Texte du document:
======
Samory Touré reste l’une des figures les plus importantes de l’Afrique de l’Ouest du XIX? siècle. Il a construit un empire, mené une résistance durable contre la colonisation française et marqué l’histoire par son intelligence stratégique. Pourtant, de nombreux discours modernes mélangent faits, traditions orales et interprétations identitaires. Pour comprendre son héritage, il est essentiel de revenir à des éléments solides, vérifiables, qui permettent de regarder son parcours avec précision et honnêteté.

Samory n’a pas choisi le titre d’Almamy par hasard. Ce titre, utilisé dans plusieurs États musulmans dirigés par des Peuls ( comme le Fouta-Djalon en Guinée ou le Fouta-Toro au Sénégal ) désignait un chef politique légitimé par l’islam. Le mot vient de « al-imam ». Son adoption par Samory montre clairement qu’il voulait inscrire son pouvoir dans une tradition politique reconnue. À l’époque, un souverain qui portait ce titre était immédiatement identifié comme un dirigeant musulman respecté, ce qui facilitait les alliances. Par exemple, les États peuls reconnaissaient facilement l’autorité religieuse d’un Almamy, ce qui permettait à Samory d’entretenir des relations diplomatiques avec des régions qui, autrement, seraient restées méfiantes envers lui. Ce choix stratégique renforçait sa légitimité aux yeux des populations islamisées, mais aussi auprès des lettrés qui circulaient entre le Fouta-Djalon, le Bambouk ou le Kaarta.
======
Matériel fourni:
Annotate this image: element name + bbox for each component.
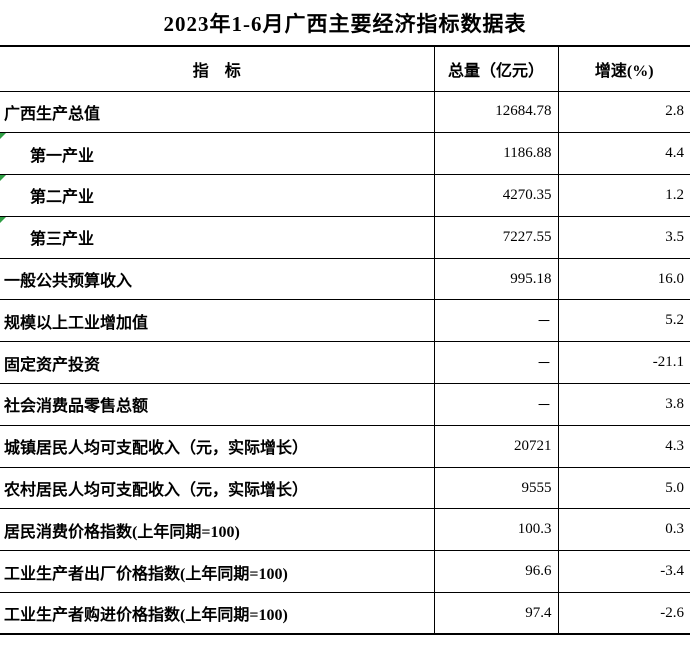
======
Travail à effectuer:
• 1. Répondez aux questions suivantes d'après le texte sur Samory Touré :
(a) Contre quelle colonisation Samory Touré a-t-il mené une résistance durable ?
(b) De quel mot vient le titre d'Almamy ?
(c) Quels États peuls sont cités en exemple parmi ceux qui utilisaient ce titre ?
• 2. Rédigez la suite du texte sur Samory Touré en reprenant après sa dernière phrase.
Le matériel fourni provient d'une autre source que le texte sur Samory Touré.

Réponses aux consignes:
• 1.
(a) Contre la colonisation française.
(b) Du mot « al-imam ».
(c) Le Fouta-Djalon en Guinée et le Fouta-Toro au Sénégal.

• 2.
Le territoire du Wassoulou, cœur de son empire, mérite lui aussi d’être expliqué avec précision. À l’époque de Samory, il s’agissait d’une région dynamique située au croisement de trois espaces qui deviendront plus tard la Guinée, le Mali et la Côte d’Ivoire. Ce positionnement géographique était un véritable avantage stratégique. Les routes commerciales reliant Kankan, Sikasso, Kong ou Bissandougou y passaient. Cela permettait de contrôler le commerce de la cola, du sel ou des tissus importés. Plusieurs chroniqueurs français, comme le commandant Audéoud, rapportent que Samory s’intéressait autant aux routes commerciales qu’aux territoires eux-mêmes. Le Wassoulou était une mosaïque de peuples : Mandingues majoritaires, mais aussi Peuls pasteurs, Soninkés commerçants, Senufo agriculteurs et d’autres groupes installés dans les villages et les marchés. Cette diversité n’était pas un handicap ; elle permettait au souverain de composer un empire multiethnique, avec des alliances multiples. Par exemple, Samory intégrait des cavaliers peuls dans ses unités militaires, car leur maîtrise du cheval et des combats rapides était reconnue dans toute la région.

Le surnom de Sà Moridho, que la tradition orale associe à Samory, reflète aussi une réalité historique. Dans plusieurs récits mandingues, il est mentionné que certains guerriers portaient des tresses longues ou serrées, souvent enduites de beurre de karité, pour montrer leur rang ou leur rôle. Cette coiffure avait également une fonction pratique : elle permettait de fixer des talismans ou des gris-gris que les combattants portaient pour se protéger. Le terme « Moridho » signifie simplement « celui qui porte des cheveux tressés », et il décrit une apparence que les témoins n’oublient pas facilement. Ce surnom ne renvoie donc pas à un peuple particulier, mais à un style associé à son statut de guerrier et de chef.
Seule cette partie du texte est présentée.